» **How to complete this task**: Look through the data below and, wherever a line carries the word "tumor", please copy that line.

(Entries taken from a collection)
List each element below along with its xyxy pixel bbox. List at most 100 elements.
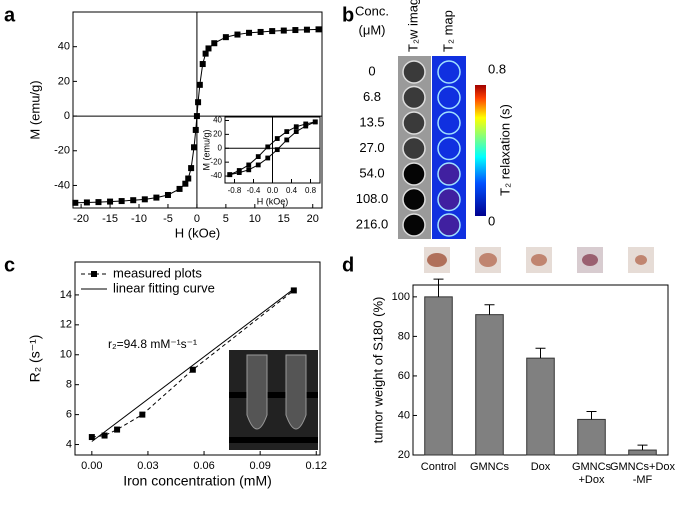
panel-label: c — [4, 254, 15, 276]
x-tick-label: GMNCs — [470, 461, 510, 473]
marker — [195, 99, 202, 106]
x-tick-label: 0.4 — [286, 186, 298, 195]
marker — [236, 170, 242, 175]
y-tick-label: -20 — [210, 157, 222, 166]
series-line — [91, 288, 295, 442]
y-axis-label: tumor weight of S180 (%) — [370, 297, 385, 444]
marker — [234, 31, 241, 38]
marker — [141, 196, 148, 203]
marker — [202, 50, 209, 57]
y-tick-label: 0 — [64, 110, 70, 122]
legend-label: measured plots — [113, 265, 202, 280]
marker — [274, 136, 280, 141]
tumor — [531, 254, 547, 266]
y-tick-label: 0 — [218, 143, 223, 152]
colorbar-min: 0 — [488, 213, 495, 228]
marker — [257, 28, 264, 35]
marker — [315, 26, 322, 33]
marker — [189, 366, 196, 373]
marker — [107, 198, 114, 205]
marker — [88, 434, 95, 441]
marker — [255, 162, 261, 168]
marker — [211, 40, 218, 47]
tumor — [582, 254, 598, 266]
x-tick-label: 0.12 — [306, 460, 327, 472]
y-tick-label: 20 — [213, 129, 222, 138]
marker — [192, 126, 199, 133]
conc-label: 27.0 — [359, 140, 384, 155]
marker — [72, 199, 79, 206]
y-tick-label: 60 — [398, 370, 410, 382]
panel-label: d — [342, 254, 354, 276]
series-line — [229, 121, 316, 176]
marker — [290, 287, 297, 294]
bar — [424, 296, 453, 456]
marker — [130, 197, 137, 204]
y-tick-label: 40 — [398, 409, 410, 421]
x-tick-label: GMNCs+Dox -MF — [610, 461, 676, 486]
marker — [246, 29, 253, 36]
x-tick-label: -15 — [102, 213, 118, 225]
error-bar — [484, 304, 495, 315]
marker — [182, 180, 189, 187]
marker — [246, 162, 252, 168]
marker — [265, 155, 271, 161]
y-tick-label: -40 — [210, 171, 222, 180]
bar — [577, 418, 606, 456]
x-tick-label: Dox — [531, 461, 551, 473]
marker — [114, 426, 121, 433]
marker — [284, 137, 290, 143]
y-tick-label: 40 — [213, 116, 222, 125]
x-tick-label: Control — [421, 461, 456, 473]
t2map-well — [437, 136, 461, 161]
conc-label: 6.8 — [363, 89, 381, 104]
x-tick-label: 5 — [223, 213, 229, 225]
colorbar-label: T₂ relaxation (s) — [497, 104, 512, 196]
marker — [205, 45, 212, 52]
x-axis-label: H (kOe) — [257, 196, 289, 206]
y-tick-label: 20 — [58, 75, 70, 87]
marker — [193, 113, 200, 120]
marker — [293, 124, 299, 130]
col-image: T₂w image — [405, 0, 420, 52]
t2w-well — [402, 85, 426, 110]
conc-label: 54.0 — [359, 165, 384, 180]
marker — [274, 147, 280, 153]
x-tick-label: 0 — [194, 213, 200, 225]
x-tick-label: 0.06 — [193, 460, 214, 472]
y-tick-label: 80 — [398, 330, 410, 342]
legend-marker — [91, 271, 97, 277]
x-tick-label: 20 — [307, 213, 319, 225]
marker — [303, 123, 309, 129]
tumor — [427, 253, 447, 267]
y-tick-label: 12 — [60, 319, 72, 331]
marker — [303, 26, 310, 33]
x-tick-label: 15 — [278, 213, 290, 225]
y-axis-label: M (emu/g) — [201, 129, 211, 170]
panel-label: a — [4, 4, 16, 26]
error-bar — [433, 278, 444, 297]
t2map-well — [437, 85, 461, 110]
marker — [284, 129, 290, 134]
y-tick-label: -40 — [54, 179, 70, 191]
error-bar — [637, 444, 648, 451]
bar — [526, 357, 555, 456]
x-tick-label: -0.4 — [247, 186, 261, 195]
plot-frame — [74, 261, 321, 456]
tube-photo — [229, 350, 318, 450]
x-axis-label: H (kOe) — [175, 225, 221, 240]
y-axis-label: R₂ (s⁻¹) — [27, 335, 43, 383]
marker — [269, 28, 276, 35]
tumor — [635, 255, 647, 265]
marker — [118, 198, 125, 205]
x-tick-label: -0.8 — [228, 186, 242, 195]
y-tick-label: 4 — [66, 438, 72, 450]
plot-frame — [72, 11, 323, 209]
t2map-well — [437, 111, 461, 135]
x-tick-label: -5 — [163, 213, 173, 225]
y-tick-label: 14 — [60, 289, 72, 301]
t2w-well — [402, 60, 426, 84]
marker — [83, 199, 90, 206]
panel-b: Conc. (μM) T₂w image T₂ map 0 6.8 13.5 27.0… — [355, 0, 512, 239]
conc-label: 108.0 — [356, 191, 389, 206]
...
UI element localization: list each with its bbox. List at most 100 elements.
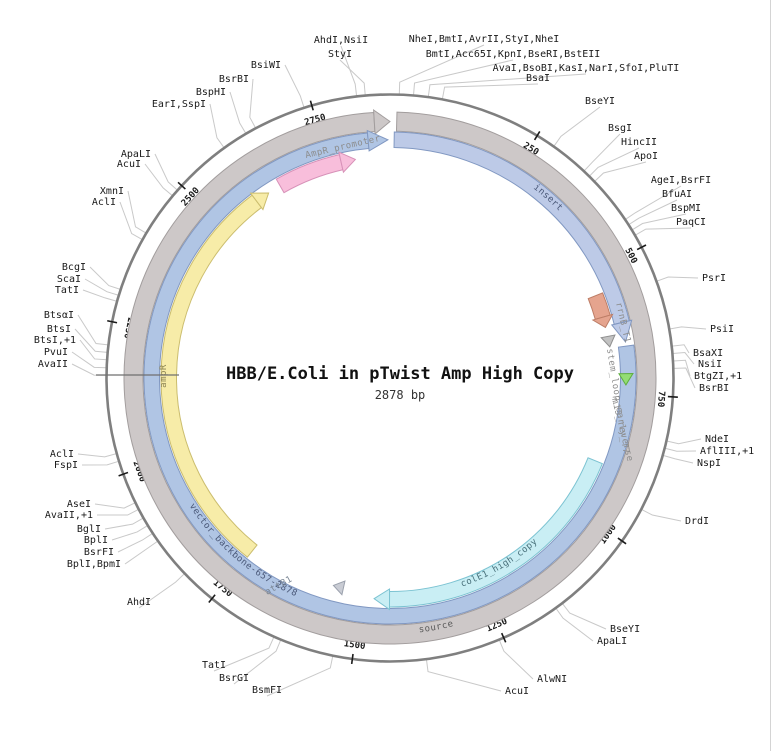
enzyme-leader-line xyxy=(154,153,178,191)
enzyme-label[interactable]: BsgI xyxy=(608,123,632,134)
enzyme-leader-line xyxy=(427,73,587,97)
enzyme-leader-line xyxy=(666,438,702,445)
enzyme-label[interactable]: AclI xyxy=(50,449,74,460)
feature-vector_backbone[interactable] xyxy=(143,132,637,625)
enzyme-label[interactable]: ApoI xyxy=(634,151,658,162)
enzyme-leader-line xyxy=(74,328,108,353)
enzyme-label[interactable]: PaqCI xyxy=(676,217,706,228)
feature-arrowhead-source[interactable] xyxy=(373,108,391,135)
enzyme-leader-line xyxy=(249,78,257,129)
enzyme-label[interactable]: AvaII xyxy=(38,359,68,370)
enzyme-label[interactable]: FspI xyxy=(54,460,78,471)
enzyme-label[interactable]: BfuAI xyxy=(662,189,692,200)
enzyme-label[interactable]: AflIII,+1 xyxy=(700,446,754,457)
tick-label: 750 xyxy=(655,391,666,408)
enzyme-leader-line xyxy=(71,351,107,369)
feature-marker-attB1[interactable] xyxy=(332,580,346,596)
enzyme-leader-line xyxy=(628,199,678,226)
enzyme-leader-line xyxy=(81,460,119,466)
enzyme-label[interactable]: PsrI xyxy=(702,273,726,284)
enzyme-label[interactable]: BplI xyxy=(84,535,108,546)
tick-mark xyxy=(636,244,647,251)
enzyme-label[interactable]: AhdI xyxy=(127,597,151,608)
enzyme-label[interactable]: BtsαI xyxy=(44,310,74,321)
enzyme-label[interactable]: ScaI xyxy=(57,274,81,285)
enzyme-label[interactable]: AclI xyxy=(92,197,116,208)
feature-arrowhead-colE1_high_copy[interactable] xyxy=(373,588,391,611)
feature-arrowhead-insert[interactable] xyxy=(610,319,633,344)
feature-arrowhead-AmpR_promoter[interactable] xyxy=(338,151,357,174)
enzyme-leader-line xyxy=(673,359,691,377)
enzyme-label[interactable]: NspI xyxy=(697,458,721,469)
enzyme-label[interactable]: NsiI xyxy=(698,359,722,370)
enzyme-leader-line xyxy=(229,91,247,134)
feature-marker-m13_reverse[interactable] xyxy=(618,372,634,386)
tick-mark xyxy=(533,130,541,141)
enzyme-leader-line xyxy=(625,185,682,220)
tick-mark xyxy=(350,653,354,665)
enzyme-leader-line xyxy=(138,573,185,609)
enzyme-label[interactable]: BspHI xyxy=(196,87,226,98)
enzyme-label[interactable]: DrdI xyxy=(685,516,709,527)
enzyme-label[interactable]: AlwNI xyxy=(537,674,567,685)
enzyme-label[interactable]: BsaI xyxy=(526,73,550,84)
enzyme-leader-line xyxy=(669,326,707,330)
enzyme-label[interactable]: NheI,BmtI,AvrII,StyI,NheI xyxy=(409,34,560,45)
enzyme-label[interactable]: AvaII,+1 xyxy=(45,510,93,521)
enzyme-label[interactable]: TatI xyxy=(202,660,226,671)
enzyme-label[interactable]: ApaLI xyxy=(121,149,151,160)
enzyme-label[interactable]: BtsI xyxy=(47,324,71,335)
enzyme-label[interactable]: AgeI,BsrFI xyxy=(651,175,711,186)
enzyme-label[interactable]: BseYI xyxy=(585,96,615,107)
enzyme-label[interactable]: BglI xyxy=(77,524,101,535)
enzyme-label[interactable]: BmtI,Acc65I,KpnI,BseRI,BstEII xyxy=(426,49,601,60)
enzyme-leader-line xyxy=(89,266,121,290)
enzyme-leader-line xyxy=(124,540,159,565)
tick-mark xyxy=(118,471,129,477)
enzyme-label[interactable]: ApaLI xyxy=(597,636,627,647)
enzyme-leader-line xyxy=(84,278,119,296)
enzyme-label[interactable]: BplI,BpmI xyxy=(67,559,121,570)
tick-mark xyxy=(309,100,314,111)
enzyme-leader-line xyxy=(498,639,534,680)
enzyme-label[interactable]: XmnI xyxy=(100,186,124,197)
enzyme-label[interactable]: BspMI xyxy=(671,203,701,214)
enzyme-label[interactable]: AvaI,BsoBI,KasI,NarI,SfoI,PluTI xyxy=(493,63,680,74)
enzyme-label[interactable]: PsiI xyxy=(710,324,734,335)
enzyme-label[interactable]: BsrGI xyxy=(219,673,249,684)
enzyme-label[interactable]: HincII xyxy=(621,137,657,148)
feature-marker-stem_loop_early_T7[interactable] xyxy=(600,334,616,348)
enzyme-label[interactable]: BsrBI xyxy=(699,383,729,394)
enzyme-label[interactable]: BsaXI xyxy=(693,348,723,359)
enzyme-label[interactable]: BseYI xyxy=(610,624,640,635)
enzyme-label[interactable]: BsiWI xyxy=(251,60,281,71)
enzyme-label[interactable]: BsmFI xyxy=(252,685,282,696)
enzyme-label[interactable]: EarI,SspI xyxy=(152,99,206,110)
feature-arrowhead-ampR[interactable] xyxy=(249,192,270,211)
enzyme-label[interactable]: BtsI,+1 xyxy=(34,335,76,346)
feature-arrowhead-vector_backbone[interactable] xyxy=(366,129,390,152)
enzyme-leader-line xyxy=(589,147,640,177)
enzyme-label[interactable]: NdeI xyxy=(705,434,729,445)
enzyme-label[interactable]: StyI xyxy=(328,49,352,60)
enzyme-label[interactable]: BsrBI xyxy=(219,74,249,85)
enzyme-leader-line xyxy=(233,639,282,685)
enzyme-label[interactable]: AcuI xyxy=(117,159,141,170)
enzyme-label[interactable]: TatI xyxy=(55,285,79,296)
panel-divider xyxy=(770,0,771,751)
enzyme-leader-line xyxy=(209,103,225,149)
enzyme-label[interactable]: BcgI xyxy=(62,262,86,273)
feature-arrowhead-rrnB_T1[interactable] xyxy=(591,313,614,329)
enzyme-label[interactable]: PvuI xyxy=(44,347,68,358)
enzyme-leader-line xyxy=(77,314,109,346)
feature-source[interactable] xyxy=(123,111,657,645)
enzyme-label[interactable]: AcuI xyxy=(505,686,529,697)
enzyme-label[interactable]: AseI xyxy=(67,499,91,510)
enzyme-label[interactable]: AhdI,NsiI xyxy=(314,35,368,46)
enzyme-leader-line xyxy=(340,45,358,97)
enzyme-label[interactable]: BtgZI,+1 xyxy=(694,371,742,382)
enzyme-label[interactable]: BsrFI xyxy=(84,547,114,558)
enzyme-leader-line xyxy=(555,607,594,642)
---
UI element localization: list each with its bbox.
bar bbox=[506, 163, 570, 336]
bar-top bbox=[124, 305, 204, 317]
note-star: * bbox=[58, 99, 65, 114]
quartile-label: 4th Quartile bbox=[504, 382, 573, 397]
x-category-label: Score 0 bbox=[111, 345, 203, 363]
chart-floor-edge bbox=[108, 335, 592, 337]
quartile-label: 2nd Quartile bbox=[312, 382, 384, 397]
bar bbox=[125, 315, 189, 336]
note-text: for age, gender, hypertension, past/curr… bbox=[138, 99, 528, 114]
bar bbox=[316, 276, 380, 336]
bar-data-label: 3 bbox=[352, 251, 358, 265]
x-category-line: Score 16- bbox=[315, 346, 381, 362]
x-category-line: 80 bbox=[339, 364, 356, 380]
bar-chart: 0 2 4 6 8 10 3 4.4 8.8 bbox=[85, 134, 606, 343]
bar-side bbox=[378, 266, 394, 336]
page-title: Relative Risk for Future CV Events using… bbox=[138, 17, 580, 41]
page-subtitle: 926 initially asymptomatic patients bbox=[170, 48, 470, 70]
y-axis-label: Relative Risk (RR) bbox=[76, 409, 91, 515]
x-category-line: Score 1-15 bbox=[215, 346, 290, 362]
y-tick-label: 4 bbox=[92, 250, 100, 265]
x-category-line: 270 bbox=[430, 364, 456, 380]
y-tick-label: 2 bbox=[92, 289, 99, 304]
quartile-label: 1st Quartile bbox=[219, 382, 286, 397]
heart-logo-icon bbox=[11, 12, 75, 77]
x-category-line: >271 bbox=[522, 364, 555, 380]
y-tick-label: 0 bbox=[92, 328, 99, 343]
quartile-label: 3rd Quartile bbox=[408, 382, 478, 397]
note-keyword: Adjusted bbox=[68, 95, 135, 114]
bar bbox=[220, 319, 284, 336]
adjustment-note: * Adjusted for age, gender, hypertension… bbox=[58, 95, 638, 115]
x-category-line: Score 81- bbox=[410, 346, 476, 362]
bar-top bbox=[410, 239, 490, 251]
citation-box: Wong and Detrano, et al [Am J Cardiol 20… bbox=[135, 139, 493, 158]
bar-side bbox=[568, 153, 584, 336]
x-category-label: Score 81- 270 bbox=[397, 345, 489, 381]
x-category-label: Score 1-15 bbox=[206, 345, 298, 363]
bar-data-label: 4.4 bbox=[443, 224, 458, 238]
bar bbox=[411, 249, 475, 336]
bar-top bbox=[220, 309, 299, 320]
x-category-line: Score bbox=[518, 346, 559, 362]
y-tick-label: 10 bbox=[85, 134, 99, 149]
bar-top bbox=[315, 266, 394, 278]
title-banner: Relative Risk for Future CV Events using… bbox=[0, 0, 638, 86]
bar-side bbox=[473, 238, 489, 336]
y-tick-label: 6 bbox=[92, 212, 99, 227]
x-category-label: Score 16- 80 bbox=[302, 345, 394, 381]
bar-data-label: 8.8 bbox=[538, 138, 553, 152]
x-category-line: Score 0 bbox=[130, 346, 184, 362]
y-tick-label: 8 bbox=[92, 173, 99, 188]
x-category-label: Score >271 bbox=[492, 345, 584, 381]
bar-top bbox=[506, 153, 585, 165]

» **Written reply**:
y-axis-label: tumor weight of S180 (%) — [370, 297, 385, 444]
tumor — [531, 254, 547, 266]
tumor — [582, 254, 598, 266]
tumor — [427, 253, 447, 267]
tumor — [635, 255, 647, 265]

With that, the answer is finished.